TO DO :: Check each line of the material below, and copy it if it holds the string "dibandingkan".

MATERIAL PROVIDED ::
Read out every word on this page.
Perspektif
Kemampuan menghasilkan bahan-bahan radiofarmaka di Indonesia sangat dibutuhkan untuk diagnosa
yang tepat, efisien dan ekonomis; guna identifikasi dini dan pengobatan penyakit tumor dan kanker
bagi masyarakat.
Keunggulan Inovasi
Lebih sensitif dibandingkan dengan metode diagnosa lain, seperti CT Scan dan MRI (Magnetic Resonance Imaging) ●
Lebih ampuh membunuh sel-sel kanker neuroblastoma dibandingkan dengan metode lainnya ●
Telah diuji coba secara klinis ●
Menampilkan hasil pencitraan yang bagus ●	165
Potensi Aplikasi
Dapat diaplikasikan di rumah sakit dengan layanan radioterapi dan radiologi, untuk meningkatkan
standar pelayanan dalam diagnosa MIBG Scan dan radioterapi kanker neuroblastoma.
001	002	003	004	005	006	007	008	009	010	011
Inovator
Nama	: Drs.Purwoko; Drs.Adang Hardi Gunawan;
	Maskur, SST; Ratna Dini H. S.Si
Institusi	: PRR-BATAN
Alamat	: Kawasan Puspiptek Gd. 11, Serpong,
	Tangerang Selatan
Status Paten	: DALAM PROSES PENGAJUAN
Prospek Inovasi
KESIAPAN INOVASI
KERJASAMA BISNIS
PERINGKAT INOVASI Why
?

EXERCISE ANSWER ::
Lebih sensitif dibandingkan dengan metode diagnosa lain, seperti CT Scan dan MRI (Magnetic Resonance Imaging) ●
Lebih ampuh membunuh sel-sel kanker neuroblastoma dibandingkan dengan metode lainnya ●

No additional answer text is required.